REQUIREMENT —
Copy out each line of the material in which the word "this" appears.

INPUT —
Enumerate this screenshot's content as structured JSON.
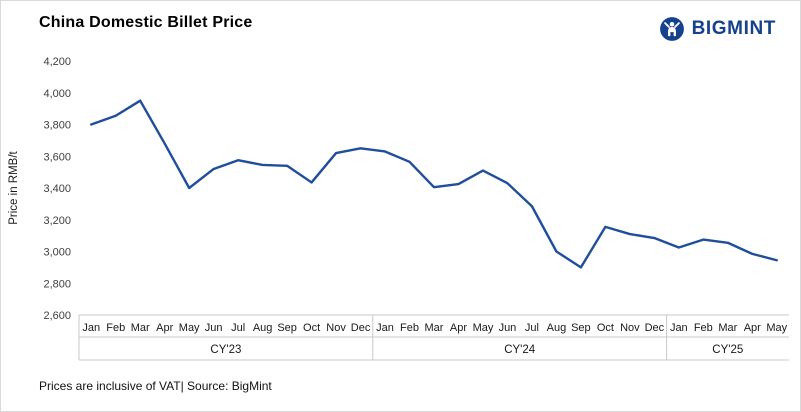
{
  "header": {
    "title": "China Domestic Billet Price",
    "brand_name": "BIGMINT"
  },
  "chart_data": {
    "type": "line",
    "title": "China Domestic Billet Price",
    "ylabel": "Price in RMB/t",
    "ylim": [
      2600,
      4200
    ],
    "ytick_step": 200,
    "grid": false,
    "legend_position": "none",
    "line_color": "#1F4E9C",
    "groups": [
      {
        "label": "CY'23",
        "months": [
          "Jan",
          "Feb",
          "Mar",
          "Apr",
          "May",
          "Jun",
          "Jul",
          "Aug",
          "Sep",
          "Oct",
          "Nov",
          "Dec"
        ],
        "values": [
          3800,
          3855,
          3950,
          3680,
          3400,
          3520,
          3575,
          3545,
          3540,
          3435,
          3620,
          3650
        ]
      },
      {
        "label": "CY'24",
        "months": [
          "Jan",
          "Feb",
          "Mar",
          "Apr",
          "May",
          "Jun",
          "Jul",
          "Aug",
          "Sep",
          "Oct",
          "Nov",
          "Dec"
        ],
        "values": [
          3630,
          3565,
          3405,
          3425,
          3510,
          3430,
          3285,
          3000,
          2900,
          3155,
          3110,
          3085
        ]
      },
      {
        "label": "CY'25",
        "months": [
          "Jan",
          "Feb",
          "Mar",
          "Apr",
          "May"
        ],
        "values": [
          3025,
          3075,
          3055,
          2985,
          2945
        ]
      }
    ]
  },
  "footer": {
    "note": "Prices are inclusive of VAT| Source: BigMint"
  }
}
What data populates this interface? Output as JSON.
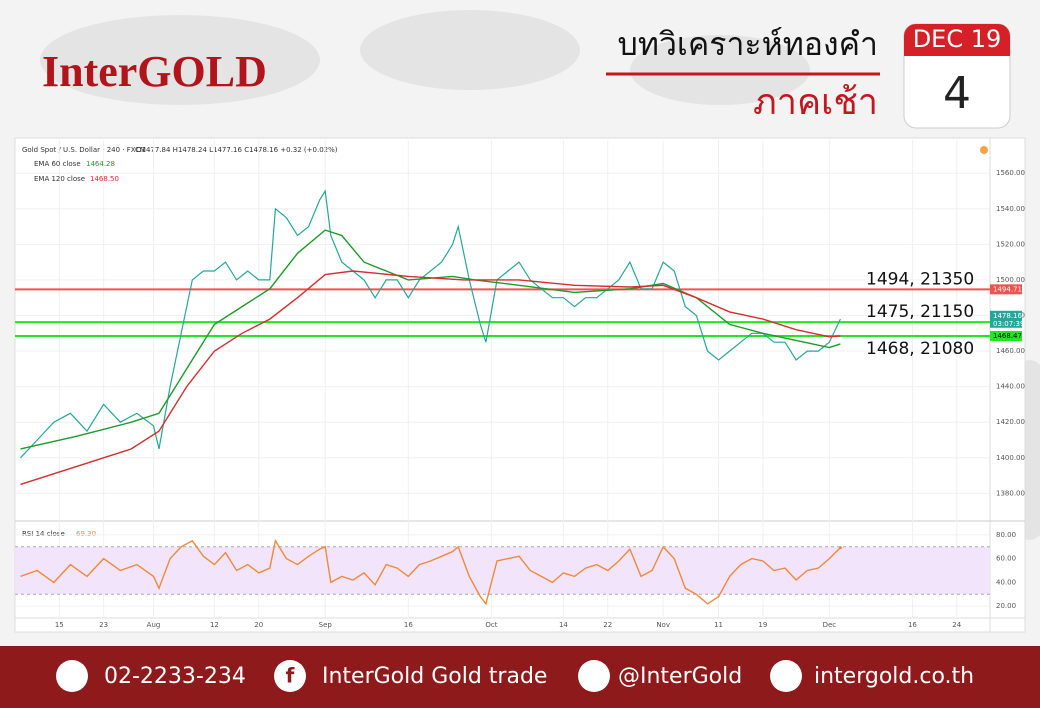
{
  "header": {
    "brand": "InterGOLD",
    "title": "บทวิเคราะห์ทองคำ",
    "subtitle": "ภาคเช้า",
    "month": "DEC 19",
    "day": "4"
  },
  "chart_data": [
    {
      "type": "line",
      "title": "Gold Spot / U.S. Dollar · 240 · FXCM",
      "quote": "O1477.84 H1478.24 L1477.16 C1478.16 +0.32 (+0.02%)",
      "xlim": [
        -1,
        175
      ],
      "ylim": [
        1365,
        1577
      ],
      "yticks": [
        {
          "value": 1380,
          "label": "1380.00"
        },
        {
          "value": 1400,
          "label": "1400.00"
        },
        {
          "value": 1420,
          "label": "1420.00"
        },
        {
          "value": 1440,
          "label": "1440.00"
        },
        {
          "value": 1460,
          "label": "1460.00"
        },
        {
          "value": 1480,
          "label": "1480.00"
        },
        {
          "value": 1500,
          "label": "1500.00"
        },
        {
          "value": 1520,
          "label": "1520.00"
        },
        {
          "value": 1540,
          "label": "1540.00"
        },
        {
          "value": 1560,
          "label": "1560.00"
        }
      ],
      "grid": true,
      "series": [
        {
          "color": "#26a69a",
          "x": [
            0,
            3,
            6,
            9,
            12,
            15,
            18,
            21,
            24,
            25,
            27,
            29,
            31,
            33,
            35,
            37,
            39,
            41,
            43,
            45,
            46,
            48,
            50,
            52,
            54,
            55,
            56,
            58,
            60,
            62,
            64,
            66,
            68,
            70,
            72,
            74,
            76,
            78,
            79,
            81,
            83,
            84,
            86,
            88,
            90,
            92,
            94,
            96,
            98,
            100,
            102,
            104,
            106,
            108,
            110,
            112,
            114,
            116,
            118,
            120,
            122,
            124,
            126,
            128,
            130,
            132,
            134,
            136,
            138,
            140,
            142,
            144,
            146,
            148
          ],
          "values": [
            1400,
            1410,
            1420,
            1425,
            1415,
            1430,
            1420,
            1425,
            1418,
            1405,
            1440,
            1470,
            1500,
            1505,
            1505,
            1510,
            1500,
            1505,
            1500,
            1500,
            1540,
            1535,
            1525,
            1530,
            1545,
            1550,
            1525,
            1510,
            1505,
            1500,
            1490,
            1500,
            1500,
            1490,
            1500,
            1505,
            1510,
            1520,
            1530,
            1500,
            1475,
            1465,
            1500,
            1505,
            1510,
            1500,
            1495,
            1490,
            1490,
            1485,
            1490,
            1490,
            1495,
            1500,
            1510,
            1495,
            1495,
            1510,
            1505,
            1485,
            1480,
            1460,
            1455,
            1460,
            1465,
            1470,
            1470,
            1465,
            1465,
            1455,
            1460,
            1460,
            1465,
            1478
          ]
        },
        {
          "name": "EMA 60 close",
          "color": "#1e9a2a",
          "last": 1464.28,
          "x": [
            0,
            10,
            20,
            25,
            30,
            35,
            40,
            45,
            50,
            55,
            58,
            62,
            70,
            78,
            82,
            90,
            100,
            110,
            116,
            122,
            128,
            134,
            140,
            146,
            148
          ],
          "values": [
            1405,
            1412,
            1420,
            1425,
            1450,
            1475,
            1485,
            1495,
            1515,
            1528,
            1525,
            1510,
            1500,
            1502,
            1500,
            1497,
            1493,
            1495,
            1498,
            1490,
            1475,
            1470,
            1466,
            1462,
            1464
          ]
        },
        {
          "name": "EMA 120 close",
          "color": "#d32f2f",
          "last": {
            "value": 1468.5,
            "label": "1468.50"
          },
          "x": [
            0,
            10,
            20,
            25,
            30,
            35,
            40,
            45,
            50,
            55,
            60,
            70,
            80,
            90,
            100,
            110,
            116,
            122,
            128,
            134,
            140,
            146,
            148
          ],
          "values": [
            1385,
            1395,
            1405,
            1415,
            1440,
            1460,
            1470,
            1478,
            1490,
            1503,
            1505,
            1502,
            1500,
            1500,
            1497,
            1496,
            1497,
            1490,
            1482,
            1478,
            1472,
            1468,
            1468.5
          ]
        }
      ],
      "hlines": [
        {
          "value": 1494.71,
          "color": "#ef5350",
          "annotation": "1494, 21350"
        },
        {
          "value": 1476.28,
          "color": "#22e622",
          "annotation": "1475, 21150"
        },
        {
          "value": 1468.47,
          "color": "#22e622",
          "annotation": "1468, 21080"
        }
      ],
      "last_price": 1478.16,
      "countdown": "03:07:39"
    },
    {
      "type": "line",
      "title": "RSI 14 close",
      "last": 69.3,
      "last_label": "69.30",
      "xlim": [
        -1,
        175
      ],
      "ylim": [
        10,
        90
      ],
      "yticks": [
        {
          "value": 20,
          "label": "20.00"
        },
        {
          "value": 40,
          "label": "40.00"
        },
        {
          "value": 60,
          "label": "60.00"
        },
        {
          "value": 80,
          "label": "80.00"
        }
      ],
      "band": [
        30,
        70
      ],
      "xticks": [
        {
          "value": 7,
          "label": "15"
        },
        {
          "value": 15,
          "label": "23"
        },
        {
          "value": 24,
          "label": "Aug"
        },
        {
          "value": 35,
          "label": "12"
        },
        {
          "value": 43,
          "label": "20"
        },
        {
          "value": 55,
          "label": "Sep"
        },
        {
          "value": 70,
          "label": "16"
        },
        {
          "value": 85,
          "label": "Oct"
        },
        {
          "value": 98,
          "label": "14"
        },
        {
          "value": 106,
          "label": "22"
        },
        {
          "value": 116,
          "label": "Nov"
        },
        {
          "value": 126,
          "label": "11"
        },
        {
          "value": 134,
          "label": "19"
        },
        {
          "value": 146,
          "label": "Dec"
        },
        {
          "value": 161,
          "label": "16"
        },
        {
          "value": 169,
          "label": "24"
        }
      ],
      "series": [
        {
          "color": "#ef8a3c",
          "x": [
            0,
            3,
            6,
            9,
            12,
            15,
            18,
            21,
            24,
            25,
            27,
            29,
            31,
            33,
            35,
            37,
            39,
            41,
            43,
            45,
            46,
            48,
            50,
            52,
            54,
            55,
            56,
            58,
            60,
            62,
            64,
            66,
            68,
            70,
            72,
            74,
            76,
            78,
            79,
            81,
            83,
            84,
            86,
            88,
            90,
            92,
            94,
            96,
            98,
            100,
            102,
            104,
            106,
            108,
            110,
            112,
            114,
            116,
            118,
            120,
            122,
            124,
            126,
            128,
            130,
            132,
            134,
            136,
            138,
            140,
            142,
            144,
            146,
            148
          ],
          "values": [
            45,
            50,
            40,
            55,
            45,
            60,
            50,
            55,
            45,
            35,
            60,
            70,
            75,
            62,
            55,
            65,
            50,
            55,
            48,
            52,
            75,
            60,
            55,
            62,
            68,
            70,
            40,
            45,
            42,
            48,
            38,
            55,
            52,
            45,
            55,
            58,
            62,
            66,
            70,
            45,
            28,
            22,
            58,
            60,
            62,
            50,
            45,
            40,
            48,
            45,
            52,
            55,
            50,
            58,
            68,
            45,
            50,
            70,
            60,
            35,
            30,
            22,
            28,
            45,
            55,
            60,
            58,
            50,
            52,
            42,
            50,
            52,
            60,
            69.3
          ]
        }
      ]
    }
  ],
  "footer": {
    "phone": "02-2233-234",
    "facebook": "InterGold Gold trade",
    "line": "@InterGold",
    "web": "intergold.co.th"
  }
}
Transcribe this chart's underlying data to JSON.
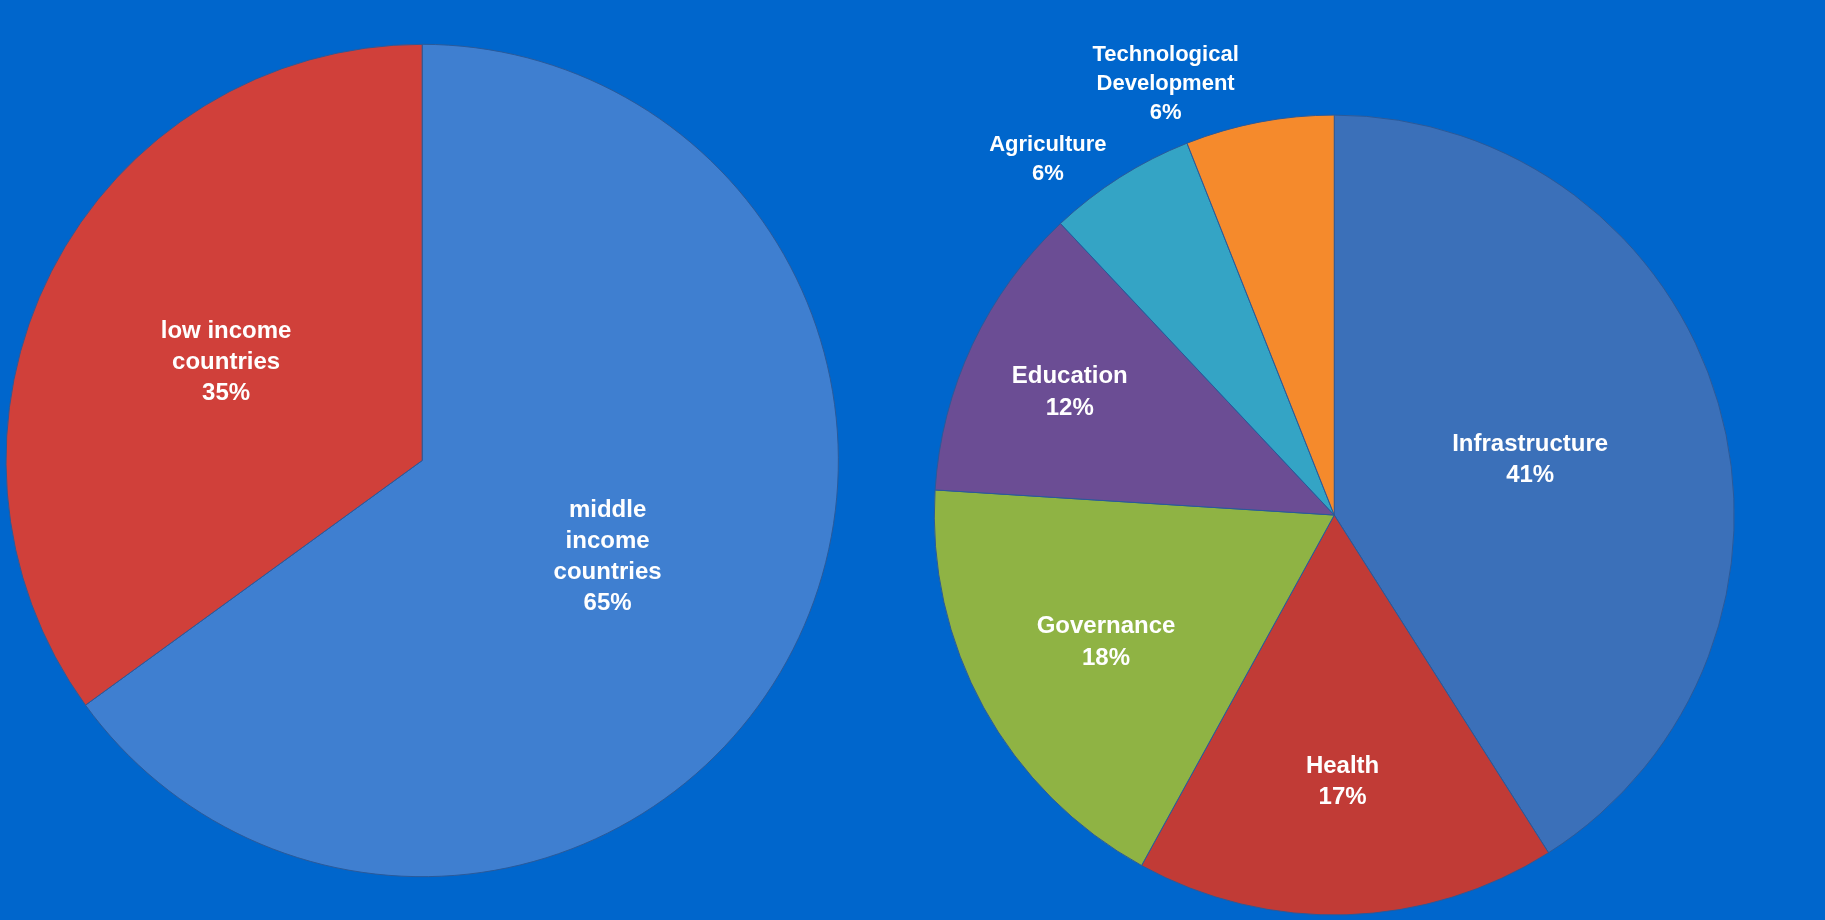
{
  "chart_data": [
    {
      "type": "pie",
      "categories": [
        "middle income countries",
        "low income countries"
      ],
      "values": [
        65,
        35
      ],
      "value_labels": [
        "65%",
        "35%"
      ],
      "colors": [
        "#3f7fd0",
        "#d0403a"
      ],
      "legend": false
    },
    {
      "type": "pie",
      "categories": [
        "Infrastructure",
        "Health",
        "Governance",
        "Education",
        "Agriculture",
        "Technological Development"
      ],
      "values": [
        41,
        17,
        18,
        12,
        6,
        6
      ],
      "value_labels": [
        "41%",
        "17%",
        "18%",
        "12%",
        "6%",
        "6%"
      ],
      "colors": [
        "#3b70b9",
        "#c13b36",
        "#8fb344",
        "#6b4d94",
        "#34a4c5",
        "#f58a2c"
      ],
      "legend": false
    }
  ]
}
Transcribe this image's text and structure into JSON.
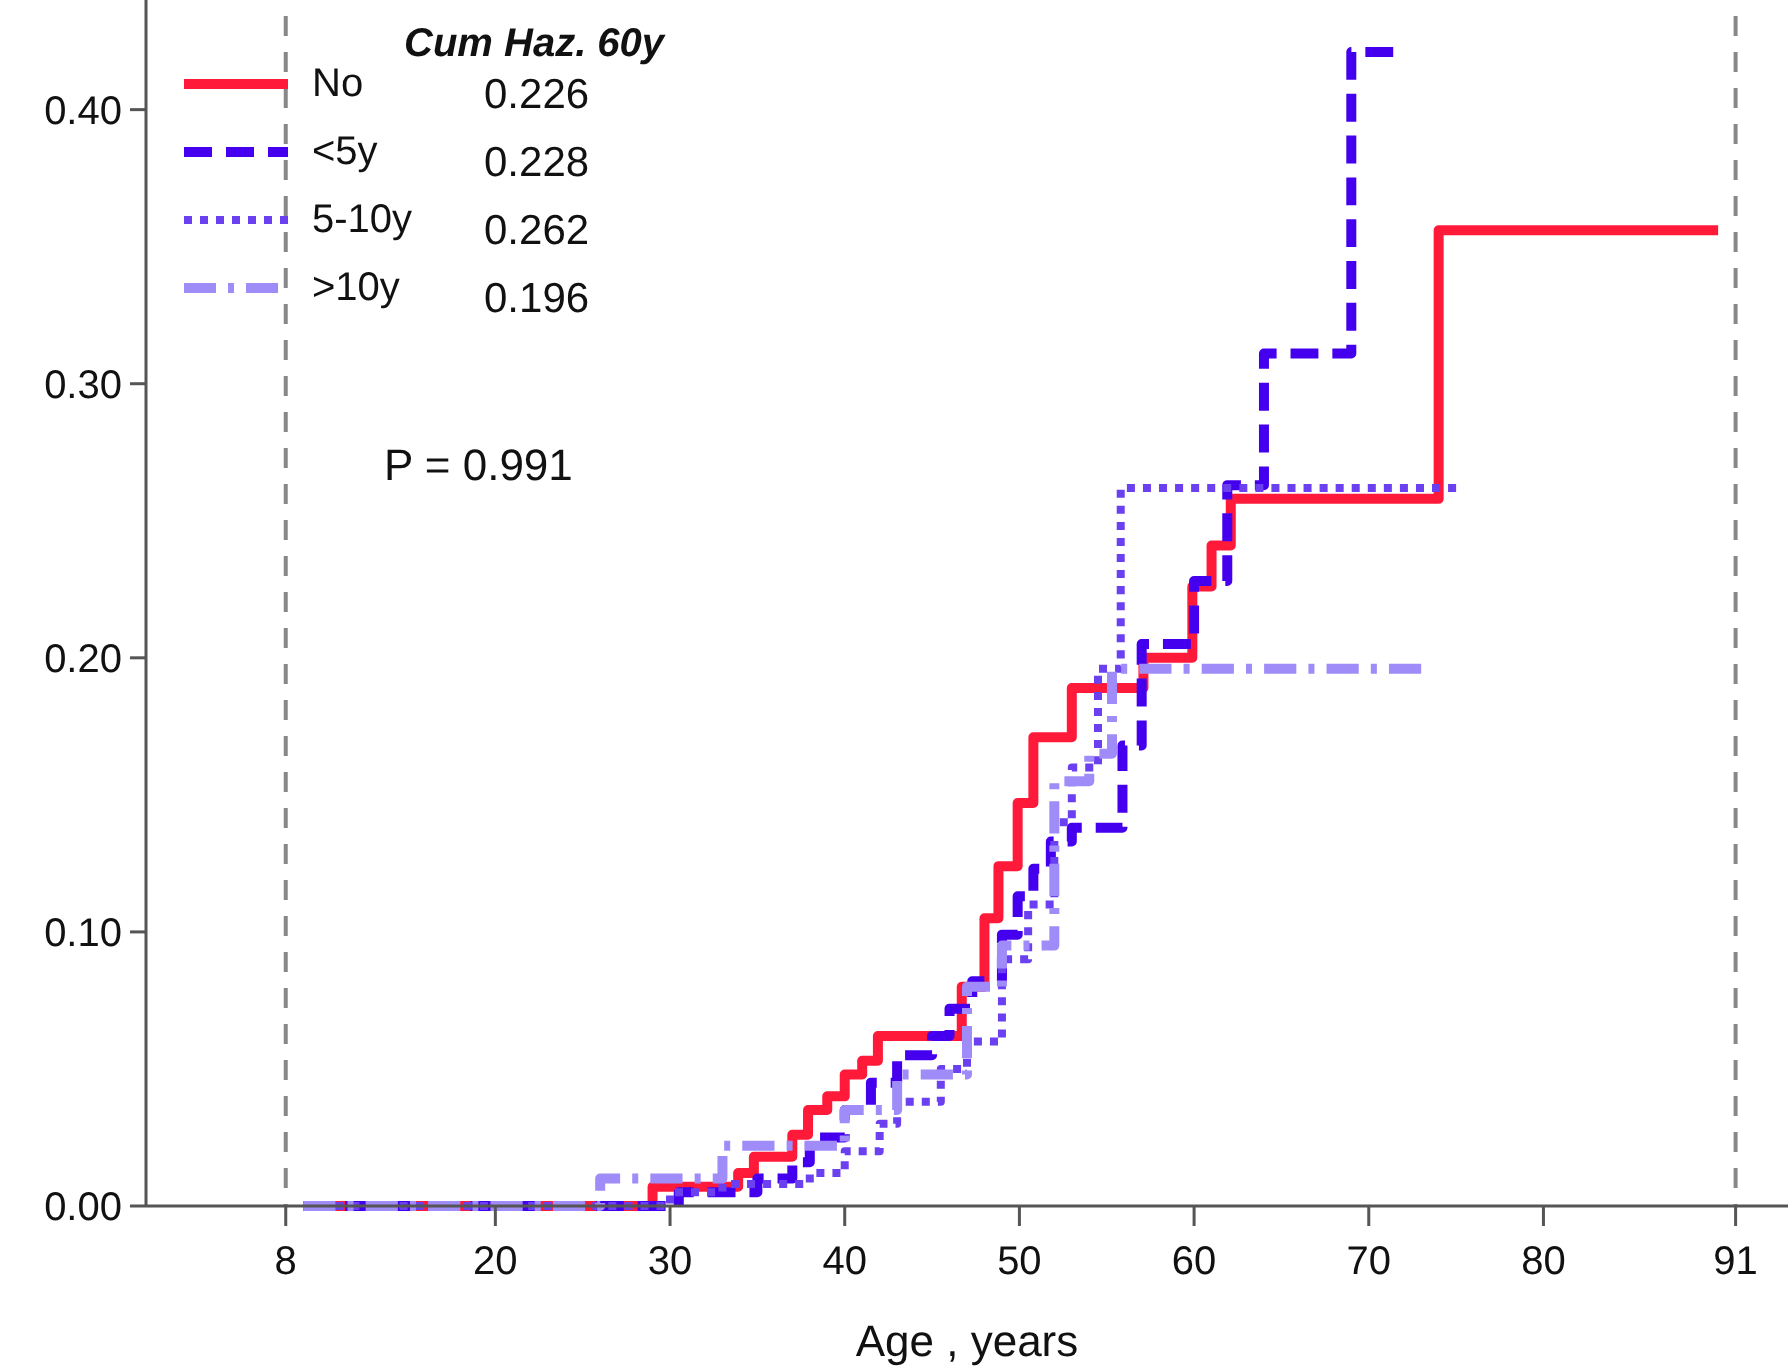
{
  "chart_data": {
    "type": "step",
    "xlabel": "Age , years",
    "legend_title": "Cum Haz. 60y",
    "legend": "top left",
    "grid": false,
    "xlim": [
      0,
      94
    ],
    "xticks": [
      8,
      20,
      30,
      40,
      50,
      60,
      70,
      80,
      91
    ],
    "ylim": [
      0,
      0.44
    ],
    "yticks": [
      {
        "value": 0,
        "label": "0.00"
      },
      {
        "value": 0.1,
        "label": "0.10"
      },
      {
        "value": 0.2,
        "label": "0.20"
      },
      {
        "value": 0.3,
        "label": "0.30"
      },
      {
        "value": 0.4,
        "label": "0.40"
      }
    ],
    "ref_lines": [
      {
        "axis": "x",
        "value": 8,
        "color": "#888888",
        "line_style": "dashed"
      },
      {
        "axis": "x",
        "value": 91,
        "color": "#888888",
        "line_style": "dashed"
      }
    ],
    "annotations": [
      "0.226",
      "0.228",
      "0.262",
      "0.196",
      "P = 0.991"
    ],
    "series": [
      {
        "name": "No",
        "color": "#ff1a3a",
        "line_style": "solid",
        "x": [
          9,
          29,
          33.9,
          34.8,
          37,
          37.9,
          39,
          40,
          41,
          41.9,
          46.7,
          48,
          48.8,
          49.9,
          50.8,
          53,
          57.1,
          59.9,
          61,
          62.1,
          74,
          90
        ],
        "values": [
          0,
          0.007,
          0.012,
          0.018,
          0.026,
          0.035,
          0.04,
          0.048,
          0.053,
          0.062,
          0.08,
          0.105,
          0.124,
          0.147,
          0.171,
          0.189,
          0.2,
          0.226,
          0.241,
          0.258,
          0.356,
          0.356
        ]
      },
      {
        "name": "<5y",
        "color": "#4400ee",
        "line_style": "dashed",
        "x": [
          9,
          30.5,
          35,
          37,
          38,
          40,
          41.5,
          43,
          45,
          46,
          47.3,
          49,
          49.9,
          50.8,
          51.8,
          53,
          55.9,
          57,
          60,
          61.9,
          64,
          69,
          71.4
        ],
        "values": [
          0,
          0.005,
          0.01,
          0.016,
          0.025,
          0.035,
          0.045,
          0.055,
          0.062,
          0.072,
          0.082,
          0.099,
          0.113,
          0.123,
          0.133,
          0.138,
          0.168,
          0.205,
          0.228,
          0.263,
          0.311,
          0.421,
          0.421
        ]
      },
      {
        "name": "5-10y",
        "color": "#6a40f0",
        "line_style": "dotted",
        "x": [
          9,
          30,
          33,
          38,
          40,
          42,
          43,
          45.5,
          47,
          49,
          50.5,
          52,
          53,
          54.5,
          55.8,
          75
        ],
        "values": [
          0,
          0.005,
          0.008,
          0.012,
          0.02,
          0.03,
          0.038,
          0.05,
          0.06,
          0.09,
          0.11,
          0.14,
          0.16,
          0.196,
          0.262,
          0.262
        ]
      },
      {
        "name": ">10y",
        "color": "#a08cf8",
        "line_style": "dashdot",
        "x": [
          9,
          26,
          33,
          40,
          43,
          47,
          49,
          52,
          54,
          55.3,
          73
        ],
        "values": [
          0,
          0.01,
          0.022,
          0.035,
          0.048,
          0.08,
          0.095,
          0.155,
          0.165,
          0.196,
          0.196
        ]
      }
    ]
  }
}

OUTPUT OF THE TASK —
Enumerate this screenshot's content as structured JSON.
What data populates this interface? Output as JSON.
Transcribe this chart's underlying data to JSON.
Transcribe this image's text and structure into JSON.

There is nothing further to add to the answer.